▸ **SUPPLIED DATA**:
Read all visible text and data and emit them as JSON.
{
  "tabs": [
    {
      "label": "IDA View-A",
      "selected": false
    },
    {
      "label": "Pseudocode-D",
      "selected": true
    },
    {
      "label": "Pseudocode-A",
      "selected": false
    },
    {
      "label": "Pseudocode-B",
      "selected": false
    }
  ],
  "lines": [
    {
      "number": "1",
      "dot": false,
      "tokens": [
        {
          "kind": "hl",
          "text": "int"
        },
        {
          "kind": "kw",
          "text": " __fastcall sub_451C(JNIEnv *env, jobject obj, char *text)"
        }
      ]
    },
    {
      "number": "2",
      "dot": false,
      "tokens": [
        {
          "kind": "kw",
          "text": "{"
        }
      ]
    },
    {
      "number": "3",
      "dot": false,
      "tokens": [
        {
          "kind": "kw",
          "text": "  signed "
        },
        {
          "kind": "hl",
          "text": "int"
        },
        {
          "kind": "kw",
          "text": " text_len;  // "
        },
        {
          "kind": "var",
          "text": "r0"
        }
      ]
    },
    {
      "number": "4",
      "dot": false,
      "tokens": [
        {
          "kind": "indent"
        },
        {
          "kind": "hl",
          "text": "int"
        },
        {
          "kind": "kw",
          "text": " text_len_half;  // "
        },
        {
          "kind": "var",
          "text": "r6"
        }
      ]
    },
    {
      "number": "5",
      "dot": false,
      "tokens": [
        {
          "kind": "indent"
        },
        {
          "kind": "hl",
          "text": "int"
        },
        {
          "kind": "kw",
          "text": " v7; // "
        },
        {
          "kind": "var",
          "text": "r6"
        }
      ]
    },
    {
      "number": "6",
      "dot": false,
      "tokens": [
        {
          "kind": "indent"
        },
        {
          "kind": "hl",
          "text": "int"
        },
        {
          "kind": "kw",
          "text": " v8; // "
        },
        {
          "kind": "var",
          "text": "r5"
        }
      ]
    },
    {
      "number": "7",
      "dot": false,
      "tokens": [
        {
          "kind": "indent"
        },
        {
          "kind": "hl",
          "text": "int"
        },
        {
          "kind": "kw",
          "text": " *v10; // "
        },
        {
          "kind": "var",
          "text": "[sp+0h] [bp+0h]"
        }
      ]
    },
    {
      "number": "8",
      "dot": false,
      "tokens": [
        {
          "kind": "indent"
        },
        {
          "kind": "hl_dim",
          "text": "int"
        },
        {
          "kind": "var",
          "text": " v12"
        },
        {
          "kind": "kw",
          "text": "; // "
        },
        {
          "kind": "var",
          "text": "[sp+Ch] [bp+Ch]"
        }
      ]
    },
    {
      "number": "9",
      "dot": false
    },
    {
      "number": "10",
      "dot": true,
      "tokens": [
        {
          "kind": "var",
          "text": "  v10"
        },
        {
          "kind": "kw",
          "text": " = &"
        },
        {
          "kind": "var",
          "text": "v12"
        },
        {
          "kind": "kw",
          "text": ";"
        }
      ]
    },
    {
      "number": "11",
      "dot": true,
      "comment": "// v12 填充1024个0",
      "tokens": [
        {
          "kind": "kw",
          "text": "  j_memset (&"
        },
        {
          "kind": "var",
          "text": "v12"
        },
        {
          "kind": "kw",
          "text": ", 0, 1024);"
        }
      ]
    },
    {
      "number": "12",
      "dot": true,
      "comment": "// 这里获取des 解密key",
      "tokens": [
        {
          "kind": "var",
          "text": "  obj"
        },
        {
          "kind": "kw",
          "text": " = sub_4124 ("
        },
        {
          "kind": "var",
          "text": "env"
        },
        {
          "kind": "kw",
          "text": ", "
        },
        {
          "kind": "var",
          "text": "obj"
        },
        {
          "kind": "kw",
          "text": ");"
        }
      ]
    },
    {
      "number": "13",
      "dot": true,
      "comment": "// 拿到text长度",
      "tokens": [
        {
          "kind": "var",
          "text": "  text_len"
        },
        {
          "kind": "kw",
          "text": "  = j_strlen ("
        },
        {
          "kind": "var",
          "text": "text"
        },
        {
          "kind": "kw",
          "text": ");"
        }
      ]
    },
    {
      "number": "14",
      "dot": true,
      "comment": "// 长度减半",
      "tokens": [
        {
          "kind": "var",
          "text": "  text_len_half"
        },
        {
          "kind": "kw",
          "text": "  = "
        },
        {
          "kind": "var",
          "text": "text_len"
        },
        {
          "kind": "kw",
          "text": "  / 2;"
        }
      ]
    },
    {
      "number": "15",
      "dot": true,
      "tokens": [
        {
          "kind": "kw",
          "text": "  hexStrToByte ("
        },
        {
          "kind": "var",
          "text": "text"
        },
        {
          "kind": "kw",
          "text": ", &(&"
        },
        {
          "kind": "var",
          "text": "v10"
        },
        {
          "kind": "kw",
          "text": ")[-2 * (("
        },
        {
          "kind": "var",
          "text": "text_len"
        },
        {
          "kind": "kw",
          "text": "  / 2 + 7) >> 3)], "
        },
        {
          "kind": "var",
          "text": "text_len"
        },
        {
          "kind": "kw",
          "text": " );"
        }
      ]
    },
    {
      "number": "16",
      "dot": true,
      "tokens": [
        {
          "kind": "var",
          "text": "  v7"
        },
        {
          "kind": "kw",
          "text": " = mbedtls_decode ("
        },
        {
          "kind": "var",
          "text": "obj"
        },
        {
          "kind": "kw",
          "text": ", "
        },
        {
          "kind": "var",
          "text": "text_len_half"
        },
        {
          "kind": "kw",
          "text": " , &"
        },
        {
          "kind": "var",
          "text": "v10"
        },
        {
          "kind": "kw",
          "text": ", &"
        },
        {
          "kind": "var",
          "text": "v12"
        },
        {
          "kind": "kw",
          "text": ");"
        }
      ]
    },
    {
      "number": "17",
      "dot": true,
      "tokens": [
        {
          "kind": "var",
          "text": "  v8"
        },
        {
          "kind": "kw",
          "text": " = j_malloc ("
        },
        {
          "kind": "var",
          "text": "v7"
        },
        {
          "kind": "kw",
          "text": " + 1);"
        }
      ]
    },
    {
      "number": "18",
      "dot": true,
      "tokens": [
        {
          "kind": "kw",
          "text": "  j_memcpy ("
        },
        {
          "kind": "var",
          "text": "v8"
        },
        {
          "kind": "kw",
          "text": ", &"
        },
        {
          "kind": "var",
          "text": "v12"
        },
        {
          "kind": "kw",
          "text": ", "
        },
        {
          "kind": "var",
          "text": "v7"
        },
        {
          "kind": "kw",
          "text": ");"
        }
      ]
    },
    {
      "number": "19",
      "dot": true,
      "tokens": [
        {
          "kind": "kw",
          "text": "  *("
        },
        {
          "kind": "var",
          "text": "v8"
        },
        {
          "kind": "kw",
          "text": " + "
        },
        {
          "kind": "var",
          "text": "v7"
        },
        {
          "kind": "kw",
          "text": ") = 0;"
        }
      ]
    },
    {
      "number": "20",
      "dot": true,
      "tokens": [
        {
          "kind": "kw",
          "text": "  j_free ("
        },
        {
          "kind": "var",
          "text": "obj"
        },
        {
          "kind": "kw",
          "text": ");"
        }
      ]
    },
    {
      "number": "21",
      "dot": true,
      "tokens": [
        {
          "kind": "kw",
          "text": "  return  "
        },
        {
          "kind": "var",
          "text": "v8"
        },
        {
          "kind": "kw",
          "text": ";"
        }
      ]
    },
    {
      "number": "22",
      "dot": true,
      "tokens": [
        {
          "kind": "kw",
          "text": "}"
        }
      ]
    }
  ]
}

▸ **WHAT THE EXERCISE ASKS**: Show every line from the entries above in which the word "label" appears.

▸ **ANSWER TO THIS PROBLEM**:
      "label": "IDA View-A",
      "label": "Pseudocode-D",
      "label": "Pseudocode-A",
      "label": "Pseudocode-B",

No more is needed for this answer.